■ **STATED GOAL**:
Transcribe all of the material exactly. Any picture in it should be left out.

■ **Stored items from a collection**:
>>
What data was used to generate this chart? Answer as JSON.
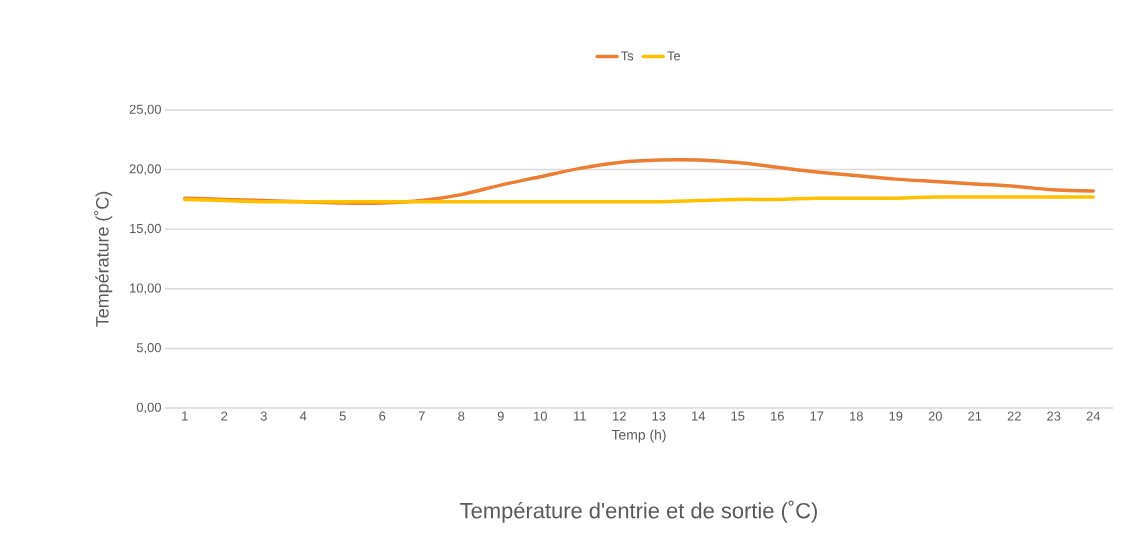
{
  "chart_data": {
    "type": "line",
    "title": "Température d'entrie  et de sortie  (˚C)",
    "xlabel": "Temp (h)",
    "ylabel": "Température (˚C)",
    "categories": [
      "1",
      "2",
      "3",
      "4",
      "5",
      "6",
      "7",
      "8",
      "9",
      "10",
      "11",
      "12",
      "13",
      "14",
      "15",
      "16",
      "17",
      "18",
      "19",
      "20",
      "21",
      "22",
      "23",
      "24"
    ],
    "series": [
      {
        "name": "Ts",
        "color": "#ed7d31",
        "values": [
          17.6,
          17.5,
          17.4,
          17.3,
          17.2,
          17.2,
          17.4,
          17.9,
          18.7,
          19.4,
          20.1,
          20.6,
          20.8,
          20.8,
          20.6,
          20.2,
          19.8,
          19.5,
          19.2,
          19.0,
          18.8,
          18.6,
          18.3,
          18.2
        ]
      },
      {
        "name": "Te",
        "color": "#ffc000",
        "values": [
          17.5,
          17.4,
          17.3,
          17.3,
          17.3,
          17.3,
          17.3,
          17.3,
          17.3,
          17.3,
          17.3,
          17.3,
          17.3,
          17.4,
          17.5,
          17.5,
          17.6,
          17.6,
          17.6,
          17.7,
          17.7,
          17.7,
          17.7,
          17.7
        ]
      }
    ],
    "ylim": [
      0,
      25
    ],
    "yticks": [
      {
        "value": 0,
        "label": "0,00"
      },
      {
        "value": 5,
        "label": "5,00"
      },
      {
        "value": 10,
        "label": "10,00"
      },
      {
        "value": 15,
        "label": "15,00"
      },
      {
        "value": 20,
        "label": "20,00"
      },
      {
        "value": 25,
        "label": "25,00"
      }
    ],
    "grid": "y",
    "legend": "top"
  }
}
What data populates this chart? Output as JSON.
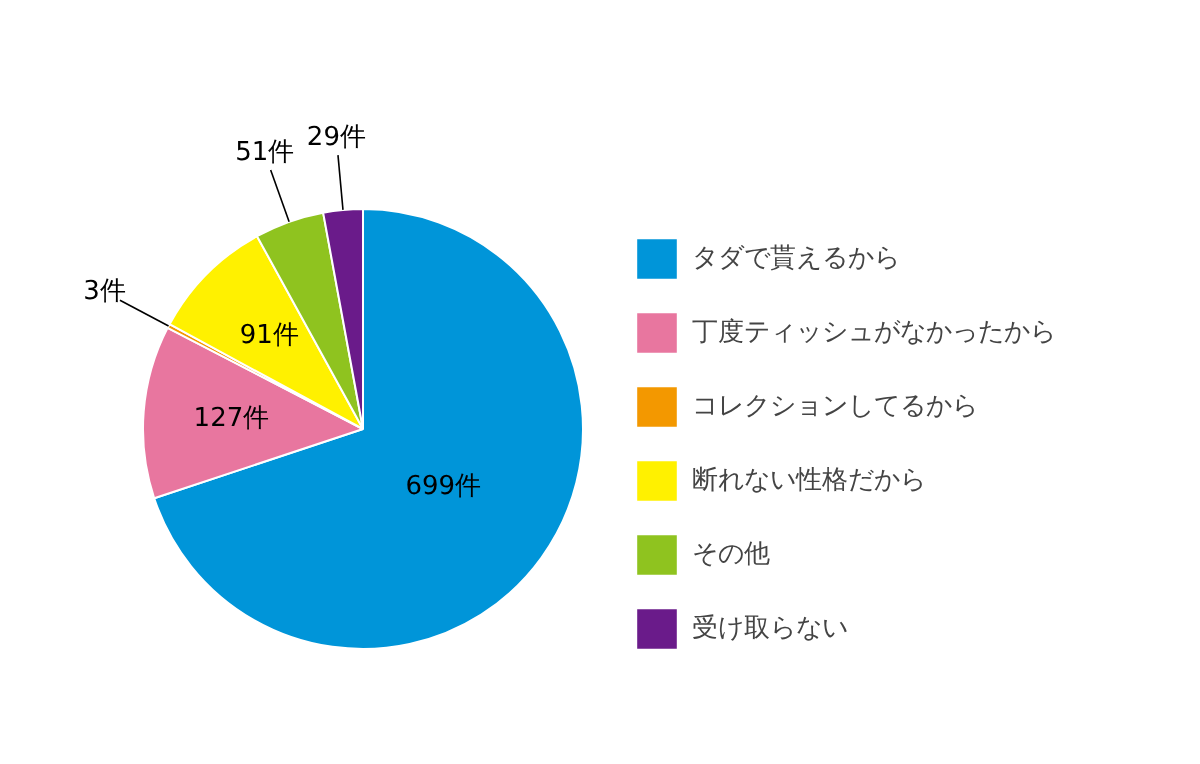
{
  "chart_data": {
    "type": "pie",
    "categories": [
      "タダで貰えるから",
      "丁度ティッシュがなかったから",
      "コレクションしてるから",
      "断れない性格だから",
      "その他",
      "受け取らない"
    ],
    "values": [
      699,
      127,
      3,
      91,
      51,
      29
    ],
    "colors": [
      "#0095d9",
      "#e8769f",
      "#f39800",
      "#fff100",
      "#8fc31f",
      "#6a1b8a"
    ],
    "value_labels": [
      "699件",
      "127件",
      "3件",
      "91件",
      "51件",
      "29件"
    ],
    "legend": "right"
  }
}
<<
■ **TASK ANSWER**:
What data was used to generate this chart? Answer as JSON.
{
  "chart_data": {
    "type": "line",
    "title": "Température d'entrie  et de sortie  (˚C)",
    "xlabel": "Temp (h)",
    "ylabel": "Température (˚C)",
    "categories": [
      "1",
      "2",
      "3",
      "4",
      "5",
      "6",
      "7",
      "8",
      "9",
      "10",
      "11",
      "12",
      "13",
      "14",
      "15",
      "16",
      "17",
      "18",
      "19",
      "20",
      "21",
      "22",
      "23",
      "24"
    ],
    "series": [
      {
        "name": "Ts",
        "color": "#ed7d31",
        "values": [
          17.6,
          17.5,
          17.4,
          17.3,
          17.2,
          17.2,
          17.4,
          17.9,
          18.7,
          19.4,
          20.1,
          20.6,
          20.8,
          20.8,
          20.6,
          20.2,
          19.8,
          19.5,
          19.2,
          19.0,
          18.8,
          18.6,
          18.3,
          18.2
        ]
      },
      {
        "name": "Te",
        "color": "#ffc000",
        "values": [
          17.5,
          17.4,
          17.3,
          17.3,
          17.3,
          17.3,
          17.3,
          17.3,
          17.3,
          17.3,
          17.3,
          17.3,
          17.3,
          17.4,
          17.5,
          17.5,
          17.6,
          17.6,
          17.6,
          17.7,
          17.7,
          17.7,
          17.7,
          17.7
        ]
      }
    ],
    "ylim": [
      0,
      25
    ],
    "yticks": [
      {
        "value": 0,
        "label": "0,00"
      },
      {
        "value": 5,
        "label": "5,00"
      },
      {
        "value": 10,
        "label": "10,00"
      },
      {
        "value": 15,
        "label": "15,00"
      },
      {
        "value": 20,
        "label": "20,00"
      },
      {
        "value": 25,
        "label": "25,00"
      }
    ],
    "grid": "y",
    "legend": "top"
  }
}
What data populates this chart? Output as JSON.
{
  "chart_data": {
    "type": "pie",
    "categories": [
      "タダで貰えるから",
      "丁度ティッシュがなかったから",
      "コレクションしてるから",
      "断れない性格だから",
      "その他",
      "受け取らない"
    ],
    "values": [
      699,
      127,
      3,
      91,
      51,
      29
    ],
    "colors": [
      "#0095d9",
      "#e8769f",
      "#f39800",
      "#fff100",
      "#8fc31f",
      "#6a1b8a"
    ],
    "value_labels": [
      "699件",
      "127件",
      "3件",
      "91件",
      "51件",
      "29件"
    ],
    "legend": "right"
  }
}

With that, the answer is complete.